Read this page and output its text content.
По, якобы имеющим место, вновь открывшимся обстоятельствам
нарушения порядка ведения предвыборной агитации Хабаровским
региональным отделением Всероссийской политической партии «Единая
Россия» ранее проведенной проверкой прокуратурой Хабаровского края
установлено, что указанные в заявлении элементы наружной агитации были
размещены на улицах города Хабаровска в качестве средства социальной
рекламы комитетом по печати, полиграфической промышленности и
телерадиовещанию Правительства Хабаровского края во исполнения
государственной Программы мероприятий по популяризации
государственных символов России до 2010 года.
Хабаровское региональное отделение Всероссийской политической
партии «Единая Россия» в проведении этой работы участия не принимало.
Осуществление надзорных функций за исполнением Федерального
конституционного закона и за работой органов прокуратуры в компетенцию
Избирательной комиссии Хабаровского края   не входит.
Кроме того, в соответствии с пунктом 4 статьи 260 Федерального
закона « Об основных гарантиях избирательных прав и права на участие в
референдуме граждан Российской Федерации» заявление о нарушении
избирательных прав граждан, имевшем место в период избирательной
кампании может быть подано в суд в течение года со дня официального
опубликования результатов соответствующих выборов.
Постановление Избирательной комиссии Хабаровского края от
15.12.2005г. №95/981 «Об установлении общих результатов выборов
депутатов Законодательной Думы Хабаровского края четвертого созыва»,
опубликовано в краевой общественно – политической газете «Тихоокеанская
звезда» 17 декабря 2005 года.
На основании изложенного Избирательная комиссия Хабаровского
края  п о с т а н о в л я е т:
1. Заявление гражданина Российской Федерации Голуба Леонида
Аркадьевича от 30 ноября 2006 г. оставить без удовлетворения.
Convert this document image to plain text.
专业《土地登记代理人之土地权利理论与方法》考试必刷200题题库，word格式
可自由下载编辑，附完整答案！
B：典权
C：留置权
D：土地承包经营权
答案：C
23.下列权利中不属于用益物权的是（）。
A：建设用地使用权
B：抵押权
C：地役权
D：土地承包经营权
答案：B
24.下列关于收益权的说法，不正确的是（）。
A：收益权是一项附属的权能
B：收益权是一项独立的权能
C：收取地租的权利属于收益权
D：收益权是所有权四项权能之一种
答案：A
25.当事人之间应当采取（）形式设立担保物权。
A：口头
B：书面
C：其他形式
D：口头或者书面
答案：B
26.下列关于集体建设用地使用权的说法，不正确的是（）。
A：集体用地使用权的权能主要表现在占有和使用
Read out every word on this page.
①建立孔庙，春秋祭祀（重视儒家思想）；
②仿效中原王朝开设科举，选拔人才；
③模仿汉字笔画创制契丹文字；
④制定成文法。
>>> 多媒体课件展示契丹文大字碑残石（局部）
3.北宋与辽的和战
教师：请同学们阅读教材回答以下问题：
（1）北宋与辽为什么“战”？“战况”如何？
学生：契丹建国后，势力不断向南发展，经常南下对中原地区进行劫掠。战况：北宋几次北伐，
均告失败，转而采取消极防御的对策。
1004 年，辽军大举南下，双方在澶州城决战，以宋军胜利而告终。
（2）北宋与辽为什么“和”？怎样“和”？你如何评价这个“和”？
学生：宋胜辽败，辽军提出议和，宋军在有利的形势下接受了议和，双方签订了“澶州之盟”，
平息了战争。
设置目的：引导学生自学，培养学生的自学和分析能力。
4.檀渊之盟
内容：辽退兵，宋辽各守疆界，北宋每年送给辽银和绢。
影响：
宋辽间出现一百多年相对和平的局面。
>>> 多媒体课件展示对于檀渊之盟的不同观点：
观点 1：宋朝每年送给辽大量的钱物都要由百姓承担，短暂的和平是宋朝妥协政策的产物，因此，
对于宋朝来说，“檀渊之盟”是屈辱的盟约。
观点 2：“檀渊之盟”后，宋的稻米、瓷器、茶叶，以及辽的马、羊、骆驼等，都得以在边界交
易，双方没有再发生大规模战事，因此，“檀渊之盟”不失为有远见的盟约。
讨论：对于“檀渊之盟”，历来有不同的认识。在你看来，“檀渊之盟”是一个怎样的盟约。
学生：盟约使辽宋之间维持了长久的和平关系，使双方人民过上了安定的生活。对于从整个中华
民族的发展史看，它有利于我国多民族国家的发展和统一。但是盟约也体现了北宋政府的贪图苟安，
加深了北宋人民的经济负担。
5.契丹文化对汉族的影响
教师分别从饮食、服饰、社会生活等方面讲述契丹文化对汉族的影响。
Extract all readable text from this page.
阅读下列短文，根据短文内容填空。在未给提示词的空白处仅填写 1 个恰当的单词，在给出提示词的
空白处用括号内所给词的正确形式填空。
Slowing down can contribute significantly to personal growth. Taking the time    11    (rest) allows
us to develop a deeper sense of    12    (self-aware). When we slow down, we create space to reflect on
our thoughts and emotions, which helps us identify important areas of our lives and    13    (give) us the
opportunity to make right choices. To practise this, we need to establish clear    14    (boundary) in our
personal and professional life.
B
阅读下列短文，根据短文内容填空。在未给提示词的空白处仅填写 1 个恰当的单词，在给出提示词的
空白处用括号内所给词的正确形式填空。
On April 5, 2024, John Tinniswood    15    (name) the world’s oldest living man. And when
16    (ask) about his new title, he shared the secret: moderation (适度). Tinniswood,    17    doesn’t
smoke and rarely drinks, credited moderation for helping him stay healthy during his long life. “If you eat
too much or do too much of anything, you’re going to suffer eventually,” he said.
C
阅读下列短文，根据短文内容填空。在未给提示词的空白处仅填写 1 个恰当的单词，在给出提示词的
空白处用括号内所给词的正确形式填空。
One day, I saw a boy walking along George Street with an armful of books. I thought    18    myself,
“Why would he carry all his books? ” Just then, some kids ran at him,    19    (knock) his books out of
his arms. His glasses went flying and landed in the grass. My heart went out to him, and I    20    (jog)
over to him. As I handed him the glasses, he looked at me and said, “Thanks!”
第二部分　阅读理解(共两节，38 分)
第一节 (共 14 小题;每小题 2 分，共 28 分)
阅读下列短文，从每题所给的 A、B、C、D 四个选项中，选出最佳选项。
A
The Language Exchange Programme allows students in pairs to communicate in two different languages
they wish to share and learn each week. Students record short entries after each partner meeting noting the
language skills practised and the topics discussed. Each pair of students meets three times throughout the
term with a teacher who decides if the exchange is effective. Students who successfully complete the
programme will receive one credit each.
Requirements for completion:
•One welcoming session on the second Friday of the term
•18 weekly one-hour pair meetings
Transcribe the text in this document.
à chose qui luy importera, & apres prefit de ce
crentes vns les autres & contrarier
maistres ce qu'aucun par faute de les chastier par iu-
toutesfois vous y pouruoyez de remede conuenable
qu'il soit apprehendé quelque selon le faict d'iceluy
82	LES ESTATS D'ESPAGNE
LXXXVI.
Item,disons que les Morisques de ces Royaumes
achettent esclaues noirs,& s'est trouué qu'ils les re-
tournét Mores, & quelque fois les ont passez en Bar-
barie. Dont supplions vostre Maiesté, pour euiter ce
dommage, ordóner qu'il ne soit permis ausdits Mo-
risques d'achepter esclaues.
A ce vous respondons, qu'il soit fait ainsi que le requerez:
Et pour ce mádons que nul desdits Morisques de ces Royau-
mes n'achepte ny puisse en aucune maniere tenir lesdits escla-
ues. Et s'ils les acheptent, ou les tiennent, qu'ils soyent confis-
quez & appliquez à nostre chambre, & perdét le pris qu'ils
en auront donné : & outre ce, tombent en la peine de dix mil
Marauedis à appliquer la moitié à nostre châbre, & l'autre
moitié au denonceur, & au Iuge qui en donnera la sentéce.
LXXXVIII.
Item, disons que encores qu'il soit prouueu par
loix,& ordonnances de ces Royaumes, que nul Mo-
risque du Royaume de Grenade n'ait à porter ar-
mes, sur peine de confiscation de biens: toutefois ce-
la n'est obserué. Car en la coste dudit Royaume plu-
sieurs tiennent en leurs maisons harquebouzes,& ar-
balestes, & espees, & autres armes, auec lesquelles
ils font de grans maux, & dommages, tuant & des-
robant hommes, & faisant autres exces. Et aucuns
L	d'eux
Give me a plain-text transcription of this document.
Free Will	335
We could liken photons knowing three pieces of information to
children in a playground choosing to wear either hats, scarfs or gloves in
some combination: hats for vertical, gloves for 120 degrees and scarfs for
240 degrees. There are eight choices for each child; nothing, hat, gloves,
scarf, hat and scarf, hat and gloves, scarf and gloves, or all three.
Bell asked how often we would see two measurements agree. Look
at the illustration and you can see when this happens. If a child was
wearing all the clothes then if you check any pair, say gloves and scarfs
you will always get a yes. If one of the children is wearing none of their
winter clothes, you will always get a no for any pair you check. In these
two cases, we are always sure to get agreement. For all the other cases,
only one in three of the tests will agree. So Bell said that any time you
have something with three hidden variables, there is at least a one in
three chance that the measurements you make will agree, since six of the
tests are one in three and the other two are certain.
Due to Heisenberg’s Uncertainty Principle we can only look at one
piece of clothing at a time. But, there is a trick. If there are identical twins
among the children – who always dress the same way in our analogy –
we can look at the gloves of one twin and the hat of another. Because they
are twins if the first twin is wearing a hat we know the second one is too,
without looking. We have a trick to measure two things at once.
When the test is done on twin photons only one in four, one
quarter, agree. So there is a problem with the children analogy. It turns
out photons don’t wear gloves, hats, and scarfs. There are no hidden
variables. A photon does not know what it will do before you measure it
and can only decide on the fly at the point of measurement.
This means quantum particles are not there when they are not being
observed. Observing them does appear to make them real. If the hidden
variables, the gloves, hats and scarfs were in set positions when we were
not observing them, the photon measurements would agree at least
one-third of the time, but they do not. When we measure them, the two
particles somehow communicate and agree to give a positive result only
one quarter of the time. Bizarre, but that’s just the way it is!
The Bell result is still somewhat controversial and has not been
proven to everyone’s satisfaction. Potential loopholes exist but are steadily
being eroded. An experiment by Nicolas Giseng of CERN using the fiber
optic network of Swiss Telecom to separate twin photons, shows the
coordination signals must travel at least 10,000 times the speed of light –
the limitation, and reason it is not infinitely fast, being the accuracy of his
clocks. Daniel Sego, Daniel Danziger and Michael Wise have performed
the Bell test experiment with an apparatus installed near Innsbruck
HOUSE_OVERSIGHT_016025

·····

- [DIRECTION]: Of the lines in the listing above, how many hold the string "Royaumes"? Reply with the number only.

- [SOLVED EXERCISE]: 2